§ Exercise details
Copy out the listing that follows, exactly, without its pictures.

Stored data entries
[start]

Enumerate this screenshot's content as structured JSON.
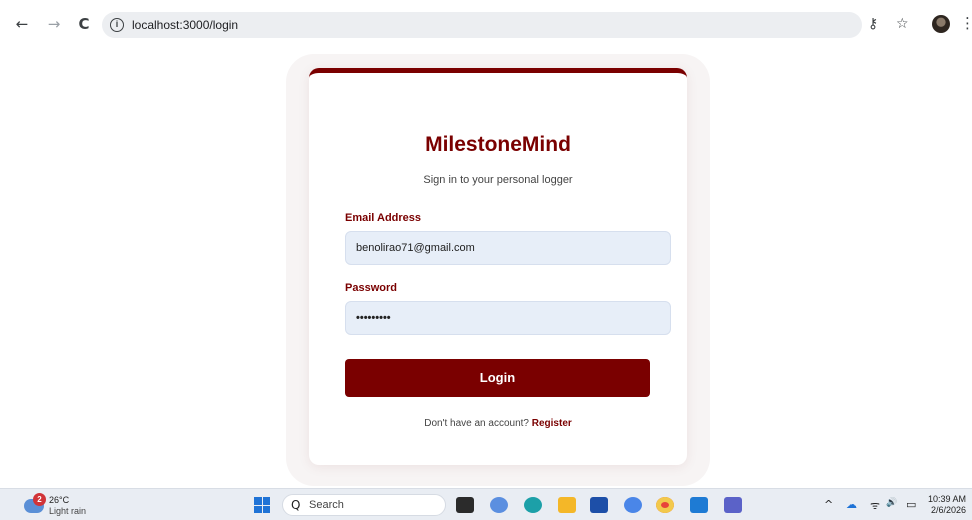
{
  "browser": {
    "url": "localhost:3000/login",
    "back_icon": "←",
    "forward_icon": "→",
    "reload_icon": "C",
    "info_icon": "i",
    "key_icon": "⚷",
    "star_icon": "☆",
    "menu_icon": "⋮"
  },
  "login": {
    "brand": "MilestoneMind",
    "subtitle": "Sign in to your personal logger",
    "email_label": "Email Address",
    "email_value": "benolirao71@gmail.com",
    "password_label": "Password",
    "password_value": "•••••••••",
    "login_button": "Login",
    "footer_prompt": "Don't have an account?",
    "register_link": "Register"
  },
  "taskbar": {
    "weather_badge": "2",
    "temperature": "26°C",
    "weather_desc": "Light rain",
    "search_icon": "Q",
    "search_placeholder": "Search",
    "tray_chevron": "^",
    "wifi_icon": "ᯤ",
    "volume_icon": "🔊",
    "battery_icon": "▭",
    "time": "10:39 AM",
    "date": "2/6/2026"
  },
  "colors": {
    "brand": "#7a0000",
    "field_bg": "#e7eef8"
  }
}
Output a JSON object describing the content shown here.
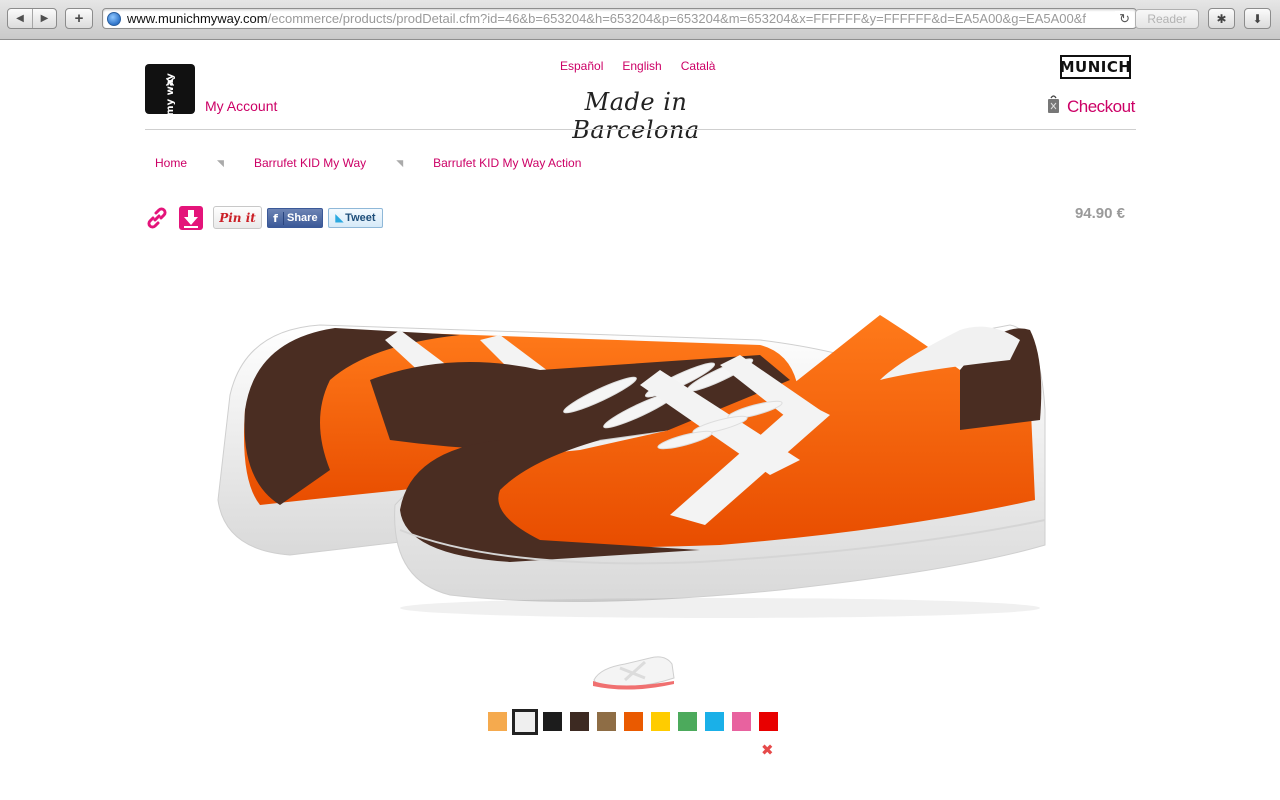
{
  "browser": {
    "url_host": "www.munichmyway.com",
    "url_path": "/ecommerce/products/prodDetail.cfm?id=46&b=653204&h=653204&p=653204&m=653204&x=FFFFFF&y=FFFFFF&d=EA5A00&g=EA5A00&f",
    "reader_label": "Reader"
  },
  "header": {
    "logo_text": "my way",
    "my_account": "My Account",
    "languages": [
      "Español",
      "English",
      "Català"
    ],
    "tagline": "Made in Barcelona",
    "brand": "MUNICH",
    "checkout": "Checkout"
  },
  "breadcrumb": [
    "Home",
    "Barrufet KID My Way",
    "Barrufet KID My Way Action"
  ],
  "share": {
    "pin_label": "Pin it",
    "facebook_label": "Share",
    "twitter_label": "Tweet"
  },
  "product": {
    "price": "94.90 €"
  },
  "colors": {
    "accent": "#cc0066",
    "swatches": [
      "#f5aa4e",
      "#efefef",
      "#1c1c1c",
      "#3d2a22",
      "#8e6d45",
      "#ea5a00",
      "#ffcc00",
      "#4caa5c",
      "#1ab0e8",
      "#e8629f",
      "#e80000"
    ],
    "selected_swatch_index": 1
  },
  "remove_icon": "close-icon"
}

[end]

§ Result of the task
Enumerate this screenshot's content as structured JSON.
{
  "browser": {
    "url": "localhost:3000/login",
    "back_icon": "←",
    "forward_icon": "→",
    "reload_icon": "C",
    "info_icon": "i",
    "key_icon": "⚷",
    "star_icon": "☆",
    "menu_icon": "⋮"
  },
  "login": {
    "brand": "MilestoneMind",
    "subtitle": "Sign in to your personal logger",
    "email_label": "Email Address",
    "email_value": "benolirao71@gmail.com",
    "password_label": "Password",
    "password_value": "•••••••••",
    "login_button": "Login",
    "footer_prompt": "Don't have an account?",
    "register_link": "Register"
  },
  "taskbar": {
    "weather_badge": "2",
    "temperature": "26°C",
    "weather_desc": "Light rain",
    "search_icon": "Q",
    "search_placeholder": "Search",
    "tray_chevron": "^",
    "wifi_icon": "ᯤ",
    "volume_icon": "🔊",
    "battery_icon": "▭",
    "time": "10:39 AM",
    "date": "2/6/2026"
  },
  "colors": {
    "brand": "#7a0000",
    "field_bg": "#e7eef8"
  }
}
Output a JSON object describing the content shown here.
{
  "browser": {
    "url_host": "www.munichmyway.com",
    "url_path": "/ecommerce/products/prodDetail.cfm?id=46&b=653204&h=653204&p=653204&m=653204&x=FFFFFF&y=FFFFFF&d=EA5A00&g=EA5A00&f",
    "reader_label": "Reader"
  },
  "header": {
    "logo_text": "my way",
    "my_account": "My Account",
    "languages": [
      "Español",
      "English",
      "Català"
    ],
    "tagline": "Made in Barcelona",
    "brand": "MUNICH",
    "checkout": "Checkout"
  },
  "breadcrumb": [
    "Home",
    "Barrufet KID My Way",
    "Barrufet KID My Way Action"
  ],
  "share": {
    "pin_label": "Pin it",
    "facebook_label": "Share",
    "twitter_label": "Tweet"
  },
  "product": {
    "price": "94.90 €"
  },
  "colors": {
    "accent": "#cc0066",
    "swatches": [
      "#f5aa4e",
      "#efefef",
      "#1c1c1c",
      "#3d2a22",
      "#8e6d45",
      "#ea5a00",
      "#ffcc00",
      "#4caa5c",
      "#1ab0e8",
      "#e8629f",
      "#e80000"
    ],
    "selected_swatch_index": 1
  },
  "remove_icon": "close-icon"
}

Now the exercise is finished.